**DIRECTIONS**
Copy out the listing in full, exactly as written, but not its pictures.

**DATA LISTING**
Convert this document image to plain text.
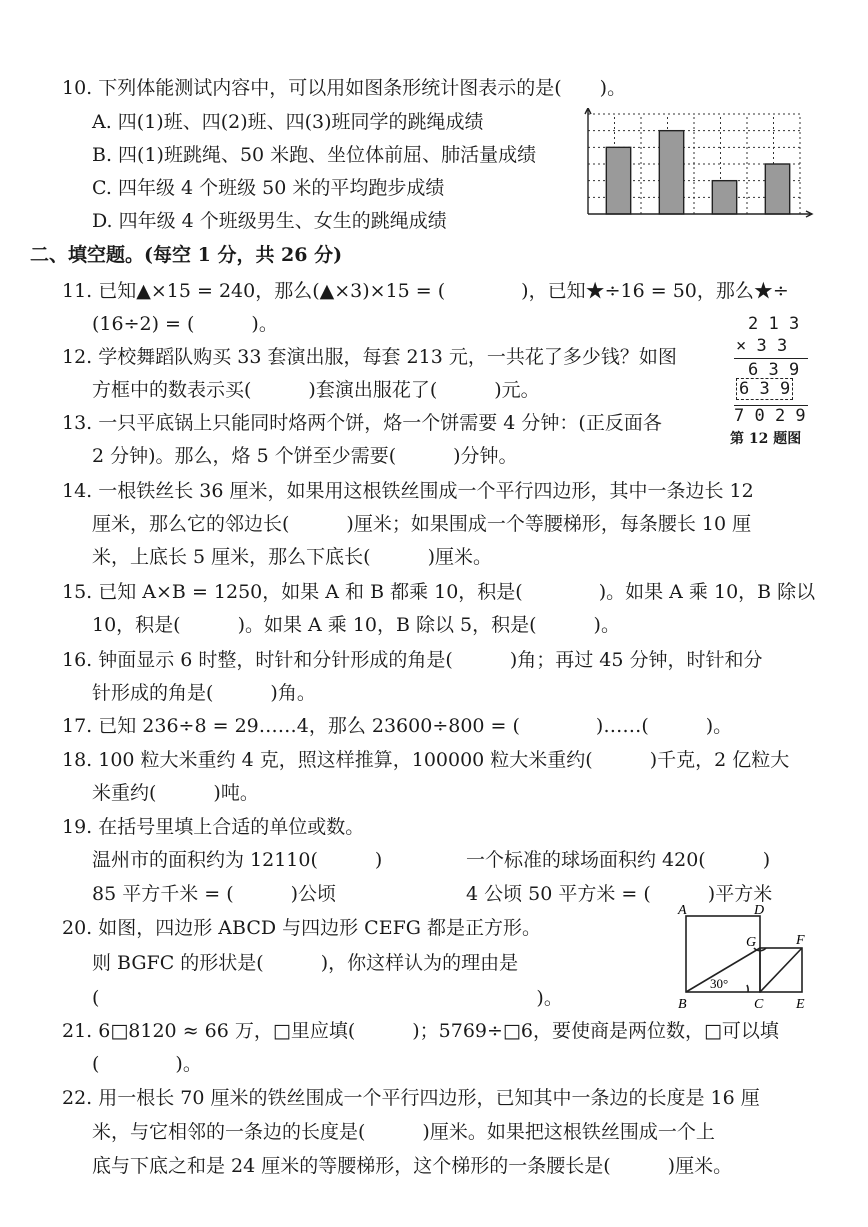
10. 下列体能测试内容中，可以用如图条形统计图表示的是(　　)。
A. 四(1)班、四(2)班、四(3)班同学的跳绳成绩
B. 四(1)班跳绳、50 米跑、坐位体前屈、肺活量成绩
C. 四年级 4 个班级 50 米的平均跑步成绩
D. 四年级 4 个班级男生、女生的跳绳成绩
二、填空题。(每空 1 分，共 26 分)
11. 已知▲×15 = 240，那么(▲×3)×15 = (　　　　)，已知★÷16 = 50，那么★÷
(16÷2) = (　　　)。
12. 学校舞蹈队购买 33 套演出服，每套 213 元，一共花了多少钱？如图
方框中的数表示买(　　　)套演出服花了(　　　)元。
2 1 3
× 3 3
6 3 9
6 3 9
7 0 2 9
第 12 题图
13. 一只平底锅上只能同时烙两个饼，烙一个饼需要 4 分钟：(正反面各
2 分钟)。那么，烙 5 个饼至少需要(　　　)分钟。
14. 一根铁丝长 36 厘米，如果用这根铁丝围成一个平行四边形，其中一条边长 12
厘米，那么它的邻边长(　　　)厘米；如果围成一个等腰梯形，每条腰长 10 厘
米，上底长 5 厘米，那么下底长(　　　)厘米。
15. 已知 A×B = 1250，如果 A 和 B 都乘 10，积是(　　　　)。如果 A 乘 10，B 除以
10，积是(　　　)。如果 A 乘 10，B 除以 5，积是(　　　)。
16. 钟面显示 6 时整，时针和分针形成的角是(　　　)角；再过 45 分钟，时针和分
针形成的角是(　　　)角。
17. 已知 236÷8 = 29……4，那么 23600÷800 = (　　　　)……(　　　)。
18. 100 粒大米重约 4 克，照这样推算，100000 粒大米重约(　　　)千克，2 亿粒大
米重约(　　　)吨。
19. 在括号里填上合适的单位或数。
温州市的面积约为 12110(　　　)	一个标准的球场面积约 420(　　　)
85 平方千米 = (　　　)公顷	4 公顷 50 平方米 = (　　　)平方米
20. 如图，四边形 ABCD 与四边形 CEFG 都是正方形。
则 BGFC 的形状是(　　　)，你这样认为的理由是
(　　　　　　　　　　　　　　　　　　　　　　　)。
A	D
G	F
B	C E
30°
21. 6□8120 ≈ 66 万，□里应填(　　　)；5769÷□6，要使商是两位数，□可以填
(　　　　)。
22. 用一根长 70 厘米的铁丝围成一个平行四边形，已知其中一条边的长度是 16 厘
米，与它相邻的一条边的长度是(　　　)厘米。如果把这根铁丝围成一个上
底与下底之和是 24 厘米的等腰梯形，这个梯形的一条腰长是(　　　)厘米。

**EXERCISE RESPONSE**
Convert this document image to plain text.
10. 下列体能测试内容中，可以用如图条形统计图表示的是(　　)。
A. 四(1)班、四(2)班、四(3)班同学的跳绳成绩
B. 四(1)班跳绳、50 米跑、坐位体前屈、肺活量成绩
C. 四年级 4 个班级 50 米的平均跑步成绩
D. 四年级 4 个班级男生、女生的跳绳成绩
二、填空题。(每空 1 分，共 26 分)
11. 已知▲×15 = 240，那么(▲×3)×15 = (　　　　)，已知★÷16 = 50，那么★÷
(16÷2) = (　　　)。
12. 学校舞蹈队购买 33 套演出服，每套 213 元，一共花了多少钱？如图
方框中的数表示买(　　　)套演出服花了(　　　)元。
2 1 3
× 3 3
6 3 9
6 3 9
7 0 2 9
第 12 题图
13. 一只平底锅上只能同时烙两个饼，烙一个饼需要 4 分钟：(正反面各
2 分钟)。那么，烙 5 个饼至少需要(　　　)分钟。
14. 一根铁丝长 36 厘米，如果用这根铁丝围成一个平行四边形，其中一条边长 12
厘米，那么它的邻边长(　　　)厘米；如果围成一个等腰梯形，每条腰长 10 厘
米，上底长 5 厘米，那么下底长(　　　)厘米。
15. 已知 A×B = 1250，如果 A 和 B 都乘 10，积是(　　　　)。如果 A 乘 10，B 除以
10，积是(　　　)。如果 A 乘 10，B 除以 5，积是(　　　)。
16. 钟面显示 6 时整，时针和分针形成的角是(　　　)角；再过 45 分钟，时针和分
针形成的角是(　　　)角。
17. 已知 236÷8 = 29……4，那么 23600÷800 = (　　　　)……(　　　)。
18. 100 粒大米重约 4 克，照这样推算，100000 粒大米重约(　　　)千克，2 亿粒大
米重约(　　　)吨。
19. 在括号里填上合适的单位或数。
温州市的面积约为 12110(　　　)	一个标准的球场面积约 420(　　　)
85 平方千米 = (　　　)公顷	4 公顷 50 平方米 = (　　　)平方米
20. 如图，四边形 ABCD 与四边形 CEFG 都是正方形。
则 BGFC 的形状是(　　　)，你这样认为的理由是
(　　　　　　　　　　　　　　　　　　　　　　　)。
A	D
G	F
B	C E
30°
21. 6□8120 ≈ 66 万，□里应填(　　　)；5769÷□6，要使商是两位数，□可以填
(　　　　)。
22. 用一根长 70 厘米的铁丝围成一个平行四边形，已知其中一条边的长度是 16 厘
米，与它相邻的一条边的长度是(　　　)厘米。如果把这根铁丝围成一个上
底与下底之和是 24 厘米的等腰梯形，这个梯形的一条腰长是(　　　)厘米。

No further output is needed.